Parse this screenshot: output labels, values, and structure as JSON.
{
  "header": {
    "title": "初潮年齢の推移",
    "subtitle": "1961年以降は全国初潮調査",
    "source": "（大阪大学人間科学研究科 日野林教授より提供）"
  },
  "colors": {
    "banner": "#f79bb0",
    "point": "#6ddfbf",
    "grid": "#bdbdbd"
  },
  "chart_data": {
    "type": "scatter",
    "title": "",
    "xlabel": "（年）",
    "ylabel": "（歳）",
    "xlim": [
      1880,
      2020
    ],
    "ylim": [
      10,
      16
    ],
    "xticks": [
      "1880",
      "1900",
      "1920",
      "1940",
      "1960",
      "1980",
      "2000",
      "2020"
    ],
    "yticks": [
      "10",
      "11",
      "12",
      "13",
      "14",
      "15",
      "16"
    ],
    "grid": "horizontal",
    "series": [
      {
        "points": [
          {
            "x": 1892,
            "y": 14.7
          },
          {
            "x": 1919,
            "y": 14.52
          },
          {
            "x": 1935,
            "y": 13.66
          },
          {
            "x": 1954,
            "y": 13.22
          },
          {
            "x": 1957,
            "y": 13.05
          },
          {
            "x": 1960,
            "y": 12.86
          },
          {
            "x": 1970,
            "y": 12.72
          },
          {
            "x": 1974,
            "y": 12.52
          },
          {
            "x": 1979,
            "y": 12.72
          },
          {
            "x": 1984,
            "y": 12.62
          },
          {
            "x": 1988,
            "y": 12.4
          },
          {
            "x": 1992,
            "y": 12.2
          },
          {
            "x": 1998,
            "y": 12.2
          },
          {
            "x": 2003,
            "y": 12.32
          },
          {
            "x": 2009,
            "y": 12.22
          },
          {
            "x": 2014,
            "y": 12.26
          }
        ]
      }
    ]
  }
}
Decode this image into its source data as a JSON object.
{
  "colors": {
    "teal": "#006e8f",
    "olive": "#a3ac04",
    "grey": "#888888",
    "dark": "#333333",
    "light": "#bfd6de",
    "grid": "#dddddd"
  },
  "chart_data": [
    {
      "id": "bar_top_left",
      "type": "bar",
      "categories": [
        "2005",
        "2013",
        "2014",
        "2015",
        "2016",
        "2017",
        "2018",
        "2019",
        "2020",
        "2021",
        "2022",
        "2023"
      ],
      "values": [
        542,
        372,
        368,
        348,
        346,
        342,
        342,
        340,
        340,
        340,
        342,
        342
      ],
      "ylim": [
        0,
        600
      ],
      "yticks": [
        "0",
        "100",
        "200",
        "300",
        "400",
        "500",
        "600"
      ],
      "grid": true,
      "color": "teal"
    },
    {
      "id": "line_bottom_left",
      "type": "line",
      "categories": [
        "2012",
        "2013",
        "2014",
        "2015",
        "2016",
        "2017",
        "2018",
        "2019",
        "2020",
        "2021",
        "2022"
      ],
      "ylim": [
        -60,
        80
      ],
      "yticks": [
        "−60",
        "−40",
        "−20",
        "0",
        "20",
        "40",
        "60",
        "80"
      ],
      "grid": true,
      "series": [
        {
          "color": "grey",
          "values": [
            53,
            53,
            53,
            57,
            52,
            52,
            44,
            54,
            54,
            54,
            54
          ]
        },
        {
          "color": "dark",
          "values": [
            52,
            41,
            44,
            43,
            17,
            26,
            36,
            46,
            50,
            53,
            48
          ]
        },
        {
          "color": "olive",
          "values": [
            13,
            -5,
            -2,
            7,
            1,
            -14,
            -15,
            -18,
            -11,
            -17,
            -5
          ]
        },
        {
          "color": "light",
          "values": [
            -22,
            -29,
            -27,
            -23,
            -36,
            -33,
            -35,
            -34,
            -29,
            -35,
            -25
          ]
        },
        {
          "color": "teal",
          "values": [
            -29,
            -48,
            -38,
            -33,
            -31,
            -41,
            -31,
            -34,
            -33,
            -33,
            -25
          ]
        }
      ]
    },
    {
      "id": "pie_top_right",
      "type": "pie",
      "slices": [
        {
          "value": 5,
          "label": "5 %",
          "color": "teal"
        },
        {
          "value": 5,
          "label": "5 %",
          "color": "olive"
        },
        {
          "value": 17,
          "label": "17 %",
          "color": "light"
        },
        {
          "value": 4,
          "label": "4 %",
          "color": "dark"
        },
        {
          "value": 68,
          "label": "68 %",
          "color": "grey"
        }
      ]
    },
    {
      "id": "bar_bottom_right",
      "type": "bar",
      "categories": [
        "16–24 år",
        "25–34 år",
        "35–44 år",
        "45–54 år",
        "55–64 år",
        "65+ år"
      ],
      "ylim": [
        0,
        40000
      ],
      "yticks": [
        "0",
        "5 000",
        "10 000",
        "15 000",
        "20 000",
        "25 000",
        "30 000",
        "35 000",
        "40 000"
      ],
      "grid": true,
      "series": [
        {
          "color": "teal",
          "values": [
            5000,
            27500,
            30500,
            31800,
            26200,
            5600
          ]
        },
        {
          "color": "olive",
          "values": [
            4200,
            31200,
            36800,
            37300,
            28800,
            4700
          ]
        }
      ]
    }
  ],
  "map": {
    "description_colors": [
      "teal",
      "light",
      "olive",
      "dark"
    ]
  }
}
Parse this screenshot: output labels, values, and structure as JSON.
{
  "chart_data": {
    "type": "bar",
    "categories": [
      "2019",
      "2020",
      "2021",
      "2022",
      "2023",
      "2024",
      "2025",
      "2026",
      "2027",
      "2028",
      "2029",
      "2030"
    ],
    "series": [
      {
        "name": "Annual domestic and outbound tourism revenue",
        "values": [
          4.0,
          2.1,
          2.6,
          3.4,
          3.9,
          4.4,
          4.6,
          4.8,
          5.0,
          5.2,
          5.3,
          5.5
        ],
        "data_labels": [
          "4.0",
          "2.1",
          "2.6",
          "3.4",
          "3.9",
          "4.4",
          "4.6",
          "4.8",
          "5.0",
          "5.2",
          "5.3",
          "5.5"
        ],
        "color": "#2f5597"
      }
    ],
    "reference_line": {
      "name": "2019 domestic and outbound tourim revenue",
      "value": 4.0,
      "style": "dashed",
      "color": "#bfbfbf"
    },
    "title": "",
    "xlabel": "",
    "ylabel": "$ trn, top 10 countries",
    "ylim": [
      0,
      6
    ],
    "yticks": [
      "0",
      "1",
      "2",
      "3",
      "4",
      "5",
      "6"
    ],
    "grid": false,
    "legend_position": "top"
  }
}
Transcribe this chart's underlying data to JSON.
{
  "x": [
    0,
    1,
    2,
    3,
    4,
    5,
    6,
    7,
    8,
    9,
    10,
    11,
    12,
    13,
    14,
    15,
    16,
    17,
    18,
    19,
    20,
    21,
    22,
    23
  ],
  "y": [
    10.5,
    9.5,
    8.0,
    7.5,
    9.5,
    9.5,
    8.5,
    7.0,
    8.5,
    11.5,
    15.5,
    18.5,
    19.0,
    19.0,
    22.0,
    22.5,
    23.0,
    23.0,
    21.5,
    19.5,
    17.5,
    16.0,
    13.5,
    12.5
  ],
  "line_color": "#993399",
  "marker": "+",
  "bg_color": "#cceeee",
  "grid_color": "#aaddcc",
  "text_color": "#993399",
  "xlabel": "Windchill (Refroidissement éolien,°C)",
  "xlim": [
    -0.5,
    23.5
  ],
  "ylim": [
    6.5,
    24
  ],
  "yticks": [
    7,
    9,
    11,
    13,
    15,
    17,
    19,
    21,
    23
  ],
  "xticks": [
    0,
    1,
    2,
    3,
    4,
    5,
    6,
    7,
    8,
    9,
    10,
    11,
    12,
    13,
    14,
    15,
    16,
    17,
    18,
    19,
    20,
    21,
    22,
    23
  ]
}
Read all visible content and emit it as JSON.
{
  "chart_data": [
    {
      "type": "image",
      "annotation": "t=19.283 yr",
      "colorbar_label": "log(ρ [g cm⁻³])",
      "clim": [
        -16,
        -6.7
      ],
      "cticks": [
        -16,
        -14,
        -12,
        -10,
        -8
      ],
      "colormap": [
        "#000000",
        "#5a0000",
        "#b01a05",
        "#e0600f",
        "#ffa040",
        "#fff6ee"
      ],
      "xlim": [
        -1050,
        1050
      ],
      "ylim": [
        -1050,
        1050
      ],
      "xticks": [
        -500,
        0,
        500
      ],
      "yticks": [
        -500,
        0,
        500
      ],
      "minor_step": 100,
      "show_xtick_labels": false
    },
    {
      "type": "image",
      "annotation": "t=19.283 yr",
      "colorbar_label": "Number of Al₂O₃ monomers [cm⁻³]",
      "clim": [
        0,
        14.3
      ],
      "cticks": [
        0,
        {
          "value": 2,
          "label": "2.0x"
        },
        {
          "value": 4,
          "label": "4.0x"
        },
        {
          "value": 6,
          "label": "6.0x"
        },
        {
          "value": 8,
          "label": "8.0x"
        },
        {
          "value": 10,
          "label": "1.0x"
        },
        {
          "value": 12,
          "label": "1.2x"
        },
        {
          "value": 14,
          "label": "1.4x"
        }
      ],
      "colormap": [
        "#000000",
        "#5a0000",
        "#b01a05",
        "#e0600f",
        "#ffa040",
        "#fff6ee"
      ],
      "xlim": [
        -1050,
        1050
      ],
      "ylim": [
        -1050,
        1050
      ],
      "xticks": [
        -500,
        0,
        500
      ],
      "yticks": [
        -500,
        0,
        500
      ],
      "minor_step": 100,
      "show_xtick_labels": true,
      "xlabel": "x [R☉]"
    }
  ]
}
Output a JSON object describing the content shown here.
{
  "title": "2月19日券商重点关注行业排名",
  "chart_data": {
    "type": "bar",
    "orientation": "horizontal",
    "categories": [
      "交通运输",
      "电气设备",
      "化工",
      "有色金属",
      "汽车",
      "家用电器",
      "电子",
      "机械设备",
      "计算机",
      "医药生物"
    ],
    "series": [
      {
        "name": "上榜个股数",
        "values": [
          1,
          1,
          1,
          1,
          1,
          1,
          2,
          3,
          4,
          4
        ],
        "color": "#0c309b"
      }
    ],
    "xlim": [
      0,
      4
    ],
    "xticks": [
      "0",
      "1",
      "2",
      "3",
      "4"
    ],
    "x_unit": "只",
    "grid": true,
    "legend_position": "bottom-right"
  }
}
- - -
In the lines above, locate the string "outbound". Copy every line where it occurs.

> **WRITTEN SOLUTION**:
        "name": "Annual domestic and outbound tourism revenue",
      "name": "2019 domestic and outbound tourim revenue",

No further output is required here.